Identify the lines that contain the word "Mango", then copy them.

-=-=-

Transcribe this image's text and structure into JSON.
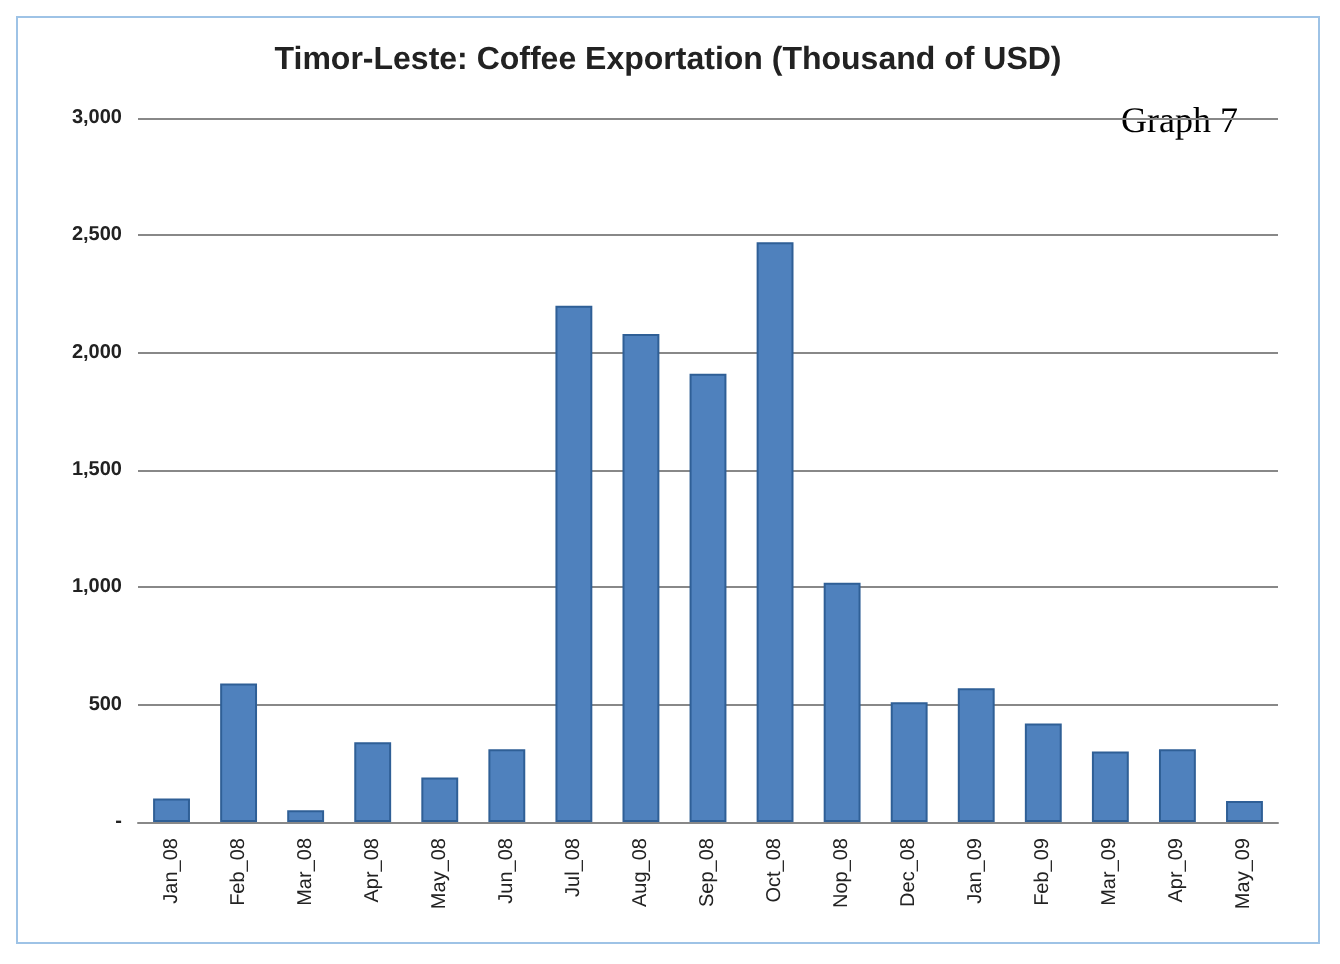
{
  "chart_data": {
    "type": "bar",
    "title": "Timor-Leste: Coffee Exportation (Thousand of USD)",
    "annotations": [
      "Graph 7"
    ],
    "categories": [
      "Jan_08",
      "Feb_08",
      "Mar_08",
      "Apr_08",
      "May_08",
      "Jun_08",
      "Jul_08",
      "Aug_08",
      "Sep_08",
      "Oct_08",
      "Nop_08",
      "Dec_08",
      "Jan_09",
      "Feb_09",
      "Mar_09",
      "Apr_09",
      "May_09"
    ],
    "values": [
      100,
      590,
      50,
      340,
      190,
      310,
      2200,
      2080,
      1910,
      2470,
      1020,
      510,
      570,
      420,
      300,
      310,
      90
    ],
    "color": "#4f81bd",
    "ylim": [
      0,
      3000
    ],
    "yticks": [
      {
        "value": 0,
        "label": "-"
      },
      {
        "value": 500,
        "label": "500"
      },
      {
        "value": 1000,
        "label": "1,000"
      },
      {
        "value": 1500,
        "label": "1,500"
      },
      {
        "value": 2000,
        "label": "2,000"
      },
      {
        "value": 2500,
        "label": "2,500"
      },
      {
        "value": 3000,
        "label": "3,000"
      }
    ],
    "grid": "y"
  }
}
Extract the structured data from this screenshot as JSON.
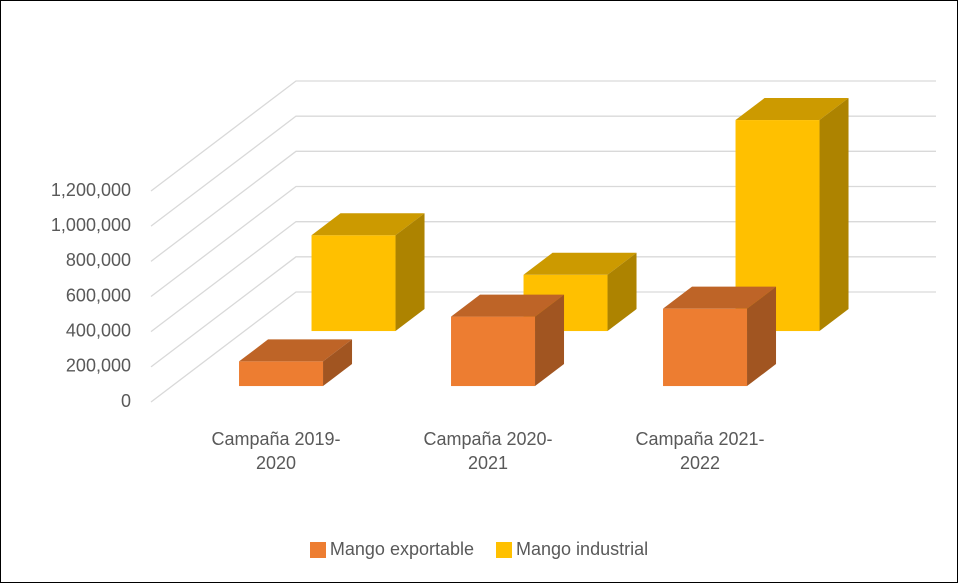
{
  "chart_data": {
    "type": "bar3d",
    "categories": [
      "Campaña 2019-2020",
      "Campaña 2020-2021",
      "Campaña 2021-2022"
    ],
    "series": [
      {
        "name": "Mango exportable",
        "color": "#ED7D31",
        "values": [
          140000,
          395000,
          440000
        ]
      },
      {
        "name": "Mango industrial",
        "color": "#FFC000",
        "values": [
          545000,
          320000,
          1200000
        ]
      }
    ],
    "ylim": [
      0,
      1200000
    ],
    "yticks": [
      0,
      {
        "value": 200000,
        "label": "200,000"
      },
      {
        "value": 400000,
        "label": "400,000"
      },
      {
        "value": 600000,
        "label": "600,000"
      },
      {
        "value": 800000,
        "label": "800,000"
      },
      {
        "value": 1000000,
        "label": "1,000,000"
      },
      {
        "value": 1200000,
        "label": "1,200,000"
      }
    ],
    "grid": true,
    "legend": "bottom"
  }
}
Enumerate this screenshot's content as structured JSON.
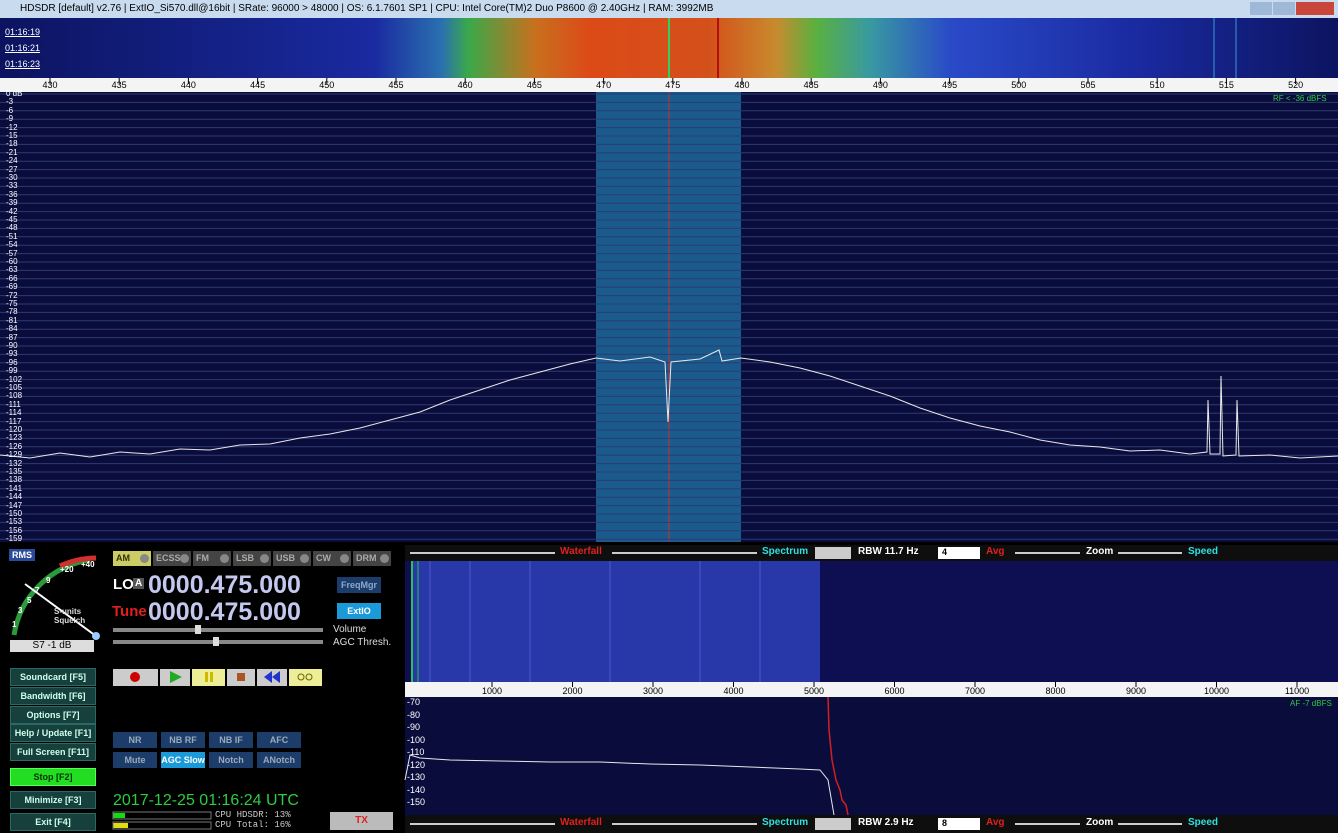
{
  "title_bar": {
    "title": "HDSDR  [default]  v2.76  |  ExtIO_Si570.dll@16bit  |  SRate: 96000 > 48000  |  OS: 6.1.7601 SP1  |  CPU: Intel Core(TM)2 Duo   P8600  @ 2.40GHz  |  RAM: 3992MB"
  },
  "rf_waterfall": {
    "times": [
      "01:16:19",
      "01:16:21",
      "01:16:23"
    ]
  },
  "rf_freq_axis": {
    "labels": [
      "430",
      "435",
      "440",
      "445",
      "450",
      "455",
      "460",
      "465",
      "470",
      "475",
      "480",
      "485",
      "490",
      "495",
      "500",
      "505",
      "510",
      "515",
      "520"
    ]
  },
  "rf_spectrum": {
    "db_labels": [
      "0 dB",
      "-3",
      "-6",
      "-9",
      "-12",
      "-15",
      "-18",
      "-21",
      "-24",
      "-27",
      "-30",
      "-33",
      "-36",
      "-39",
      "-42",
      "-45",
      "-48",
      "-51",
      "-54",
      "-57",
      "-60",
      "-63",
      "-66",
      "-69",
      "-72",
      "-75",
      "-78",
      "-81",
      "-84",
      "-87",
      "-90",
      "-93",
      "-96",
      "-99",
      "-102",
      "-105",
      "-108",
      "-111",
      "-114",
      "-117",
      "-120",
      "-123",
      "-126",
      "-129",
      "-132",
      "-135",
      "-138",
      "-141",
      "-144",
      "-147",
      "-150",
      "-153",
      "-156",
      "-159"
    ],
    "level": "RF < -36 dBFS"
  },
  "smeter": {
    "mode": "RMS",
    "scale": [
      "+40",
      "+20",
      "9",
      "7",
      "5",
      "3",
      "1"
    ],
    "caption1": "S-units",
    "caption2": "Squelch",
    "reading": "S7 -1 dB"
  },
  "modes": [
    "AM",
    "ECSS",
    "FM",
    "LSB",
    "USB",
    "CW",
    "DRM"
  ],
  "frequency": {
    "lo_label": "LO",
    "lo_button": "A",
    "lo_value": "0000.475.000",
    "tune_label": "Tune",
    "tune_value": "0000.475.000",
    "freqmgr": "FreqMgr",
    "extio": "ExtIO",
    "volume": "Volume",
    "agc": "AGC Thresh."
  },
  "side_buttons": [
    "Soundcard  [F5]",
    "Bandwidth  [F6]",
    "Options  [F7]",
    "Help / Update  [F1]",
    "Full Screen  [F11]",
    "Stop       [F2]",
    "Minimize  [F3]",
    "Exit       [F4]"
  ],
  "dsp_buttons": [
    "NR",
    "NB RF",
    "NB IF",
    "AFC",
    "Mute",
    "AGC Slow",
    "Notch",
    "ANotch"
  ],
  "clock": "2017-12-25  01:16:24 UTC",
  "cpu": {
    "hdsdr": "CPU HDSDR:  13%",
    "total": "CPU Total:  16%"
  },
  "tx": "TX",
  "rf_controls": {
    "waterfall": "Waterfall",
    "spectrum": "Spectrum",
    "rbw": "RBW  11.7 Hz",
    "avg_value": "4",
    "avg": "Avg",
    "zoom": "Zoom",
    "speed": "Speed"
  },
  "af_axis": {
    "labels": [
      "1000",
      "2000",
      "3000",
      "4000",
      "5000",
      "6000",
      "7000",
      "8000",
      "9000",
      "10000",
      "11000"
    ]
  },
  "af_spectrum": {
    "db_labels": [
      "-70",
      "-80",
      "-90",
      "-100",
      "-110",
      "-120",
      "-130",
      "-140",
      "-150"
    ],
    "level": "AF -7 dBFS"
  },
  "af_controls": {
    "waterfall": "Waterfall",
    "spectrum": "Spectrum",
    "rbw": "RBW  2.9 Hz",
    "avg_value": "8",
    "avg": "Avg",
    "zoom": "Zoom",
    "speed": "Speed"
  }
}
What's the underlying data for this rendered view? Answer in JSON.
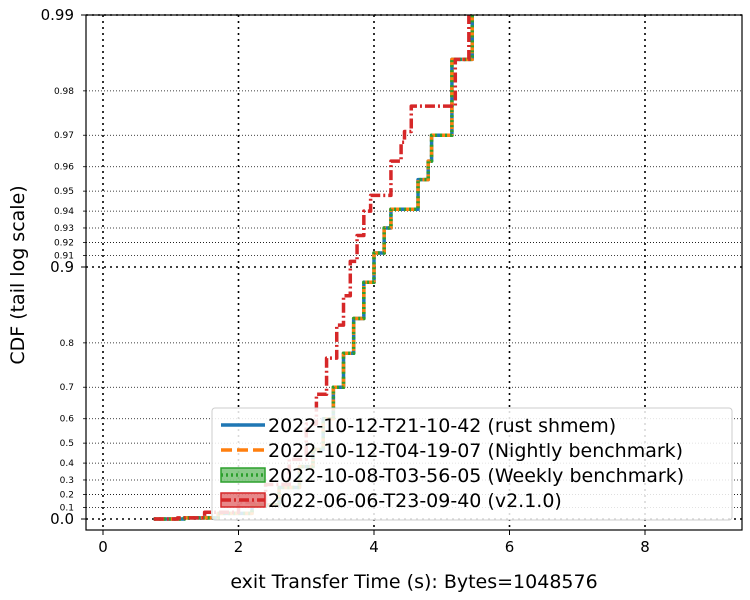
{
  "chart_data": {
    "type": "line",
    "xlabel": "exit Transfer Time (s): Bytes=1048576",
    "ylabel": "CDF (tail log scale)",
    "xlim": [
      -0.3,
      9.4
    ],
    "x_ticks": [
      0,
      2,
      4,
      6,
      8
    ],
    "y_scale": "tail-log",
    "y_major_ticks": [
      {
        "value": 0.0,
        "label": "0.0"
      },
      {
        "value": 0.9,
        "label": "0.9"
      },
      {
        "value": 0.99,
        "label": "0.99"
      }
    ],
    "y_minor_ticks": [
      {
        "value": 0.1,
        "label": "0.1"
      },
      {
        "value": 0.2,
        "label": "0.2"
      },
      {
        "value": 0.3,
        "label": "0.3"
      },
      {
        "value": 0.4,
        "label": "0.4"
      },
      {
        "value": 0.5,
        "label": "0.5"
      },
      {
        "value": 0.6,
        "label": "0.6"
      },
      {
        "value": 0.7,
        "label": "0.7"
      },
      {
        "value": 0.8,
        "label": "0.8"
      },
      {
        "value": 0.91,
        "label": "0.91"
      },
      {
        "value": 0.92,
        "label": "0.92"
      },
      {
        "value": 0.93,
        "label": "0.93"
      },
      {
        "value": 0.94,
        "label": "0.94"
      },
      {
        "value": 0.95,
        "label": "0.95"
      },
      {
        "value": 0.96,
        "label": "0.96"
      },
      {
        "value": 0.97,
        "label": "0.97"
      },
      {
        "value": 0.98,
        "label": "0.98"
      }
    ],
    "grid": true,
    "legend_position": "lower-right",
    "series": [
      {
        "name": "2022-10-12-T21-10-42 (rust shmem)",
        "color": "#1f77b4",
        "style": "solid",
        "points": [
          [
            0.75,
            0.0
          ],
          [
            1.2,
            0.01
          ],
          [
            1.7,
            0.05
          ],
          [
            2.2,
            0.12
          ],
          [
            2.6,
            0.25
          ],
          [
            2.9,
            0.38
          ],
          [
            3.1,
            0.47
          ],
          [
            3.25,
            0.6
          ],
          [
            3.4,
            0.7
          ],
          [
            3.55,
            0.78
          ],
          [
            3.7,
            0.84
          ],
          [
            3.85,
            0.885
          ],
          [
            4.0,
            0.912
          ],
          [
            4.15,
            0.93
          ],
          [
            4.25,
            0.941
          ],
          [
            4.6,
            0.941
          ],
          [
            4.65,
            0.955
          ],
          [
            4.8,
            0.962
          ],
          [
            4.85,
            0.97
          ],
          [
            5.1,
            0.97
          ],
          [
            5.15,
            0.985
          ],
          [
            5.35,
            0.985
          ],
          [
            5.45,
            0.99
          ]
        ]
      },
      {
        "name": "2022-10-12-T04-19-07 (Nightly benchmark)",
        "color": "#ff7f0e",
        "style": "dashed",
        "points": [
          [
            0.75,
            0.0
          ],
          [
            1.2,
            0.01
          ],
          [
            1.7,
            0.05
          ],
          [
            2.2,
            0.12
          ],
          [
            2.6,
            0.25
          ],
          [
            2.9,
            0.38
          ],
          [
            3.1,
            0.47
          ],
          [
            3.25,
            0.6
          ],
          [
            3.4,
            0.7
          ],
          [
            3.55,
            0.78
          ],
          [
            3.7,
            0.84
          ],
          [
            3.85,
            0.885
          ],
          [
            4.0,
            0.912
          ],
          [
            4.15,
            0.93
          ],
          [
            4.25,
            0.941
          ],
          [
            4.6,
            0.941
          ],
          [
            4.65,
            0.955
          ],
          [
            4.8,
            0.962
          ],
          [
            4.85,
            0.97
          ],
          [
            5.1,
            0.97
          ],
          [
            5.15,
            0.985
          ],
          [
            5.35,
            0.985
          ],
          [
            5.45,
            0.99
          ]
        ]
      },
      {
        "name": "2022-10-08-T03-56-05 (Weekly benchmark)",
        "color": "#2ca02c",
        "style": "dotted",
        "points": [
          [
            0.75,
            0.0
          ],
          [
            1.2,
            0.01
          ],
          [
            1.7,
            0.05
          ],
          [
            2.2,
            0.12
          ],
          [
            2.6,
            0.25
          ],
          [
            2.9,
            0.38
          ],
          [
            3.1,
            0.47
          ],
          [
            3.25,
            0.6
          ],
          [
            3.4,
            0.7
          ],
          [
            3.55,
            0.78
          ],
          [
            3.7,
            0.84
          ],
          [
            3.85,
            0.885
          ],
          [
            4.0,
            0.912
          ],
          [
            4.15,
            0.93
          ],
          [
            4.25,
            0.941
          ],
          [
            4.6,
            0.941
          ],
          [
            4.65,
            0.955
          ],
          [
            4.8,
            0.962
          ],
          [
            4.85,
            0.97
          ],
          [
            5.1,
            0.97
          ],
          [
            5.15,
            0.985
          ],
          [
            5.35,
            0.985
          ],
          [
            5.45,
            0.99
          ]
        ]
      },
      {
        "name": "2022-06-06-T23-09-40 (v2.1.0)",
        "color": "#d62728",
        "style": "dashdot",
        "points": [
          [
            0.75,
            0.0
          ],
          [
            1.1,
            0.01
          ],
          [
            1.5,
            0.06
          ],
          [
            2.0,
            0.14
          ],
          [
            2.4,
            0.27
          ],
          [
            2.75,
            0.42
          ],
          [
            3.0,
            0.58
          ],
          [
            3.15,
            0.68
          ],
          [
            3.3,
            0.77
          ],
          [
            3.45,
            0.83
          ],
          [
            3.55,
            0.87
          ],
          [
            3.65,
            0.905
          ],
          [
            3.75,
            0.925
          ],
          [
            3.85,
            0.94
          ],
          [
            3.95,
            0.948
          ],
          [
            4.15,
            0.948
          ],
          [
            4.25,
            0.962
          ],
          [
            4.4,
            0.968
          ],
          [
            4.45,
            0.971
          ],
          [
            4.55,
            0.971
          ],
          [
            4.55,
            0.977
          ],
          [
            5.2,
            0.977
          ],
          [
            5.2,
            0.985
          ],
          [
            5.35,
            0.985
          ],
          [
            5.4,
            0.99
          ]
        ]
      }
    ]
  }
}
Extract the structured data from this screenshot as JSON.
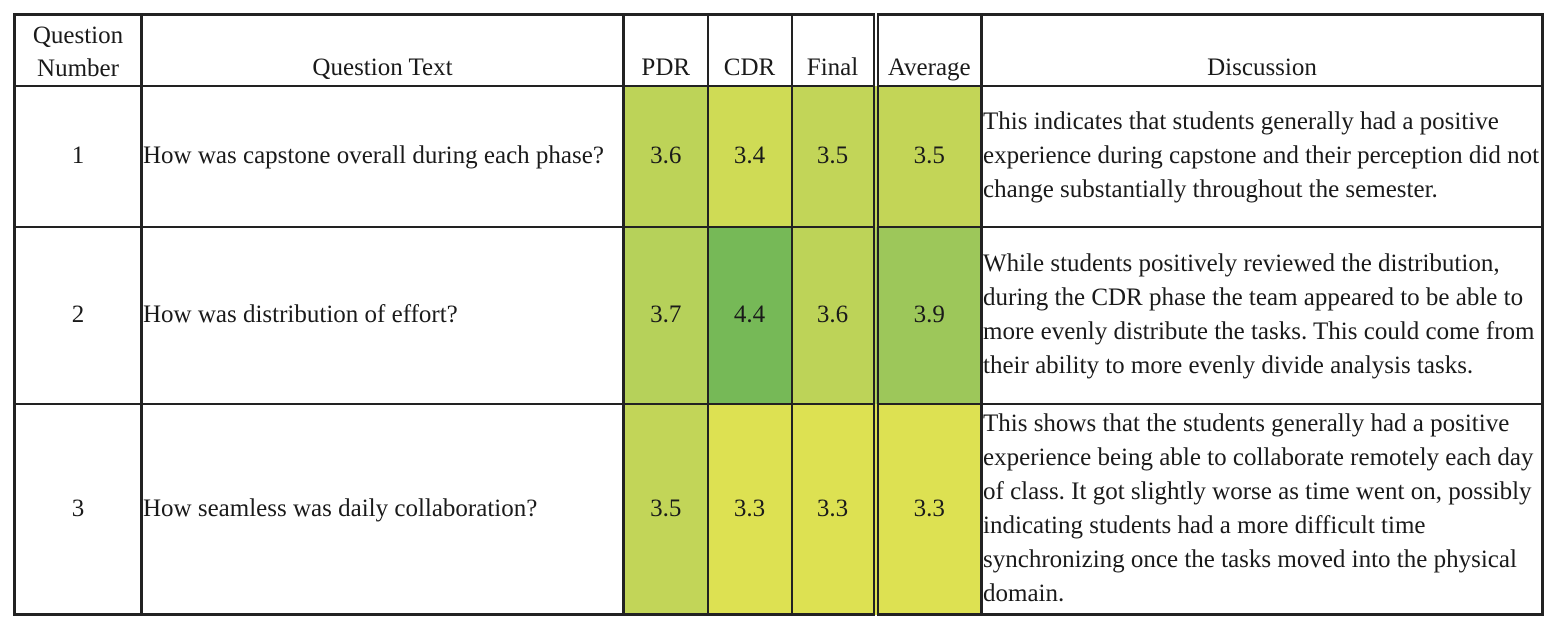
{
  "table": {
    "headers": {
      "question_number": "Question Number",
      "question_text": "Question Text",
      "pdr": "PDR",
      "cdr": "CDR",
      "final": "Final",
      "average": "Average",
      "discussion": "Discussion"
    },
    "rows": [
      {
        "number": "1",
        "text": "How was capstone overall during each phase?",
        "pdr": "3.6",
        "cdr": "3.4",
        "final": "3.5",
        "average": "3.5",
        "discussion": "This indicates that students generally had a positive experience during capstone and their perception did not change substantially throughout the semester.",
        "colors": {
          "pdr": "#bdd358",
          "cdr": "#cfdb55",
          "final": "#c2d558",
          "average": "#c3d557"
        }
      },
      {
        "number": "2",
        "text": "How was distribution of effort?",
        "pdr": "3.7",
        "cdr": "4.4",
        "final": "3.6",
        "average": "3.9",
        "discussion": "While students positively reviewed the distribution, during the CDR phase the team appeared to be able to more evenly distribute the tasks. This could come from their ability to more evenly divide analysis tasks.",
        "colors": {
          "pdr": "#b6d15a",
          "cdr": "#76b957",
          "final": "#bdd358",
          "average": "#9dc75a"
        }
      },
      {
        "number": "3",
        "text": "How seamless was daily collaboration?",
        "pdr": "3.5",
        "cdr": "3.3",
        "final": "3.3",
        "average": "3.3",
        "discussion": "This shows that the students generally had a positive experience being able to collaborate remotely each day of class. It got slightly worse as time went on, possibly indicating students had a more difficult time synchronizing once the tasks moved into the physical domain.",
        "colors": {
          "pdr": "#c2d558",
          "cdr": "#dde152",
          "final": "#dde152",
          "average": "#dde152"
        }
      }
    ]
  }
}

-=-=-

■ RESULT OF THIS EXERCISE:
        "name": "Mango exportable",
        "name": "Mango industrial",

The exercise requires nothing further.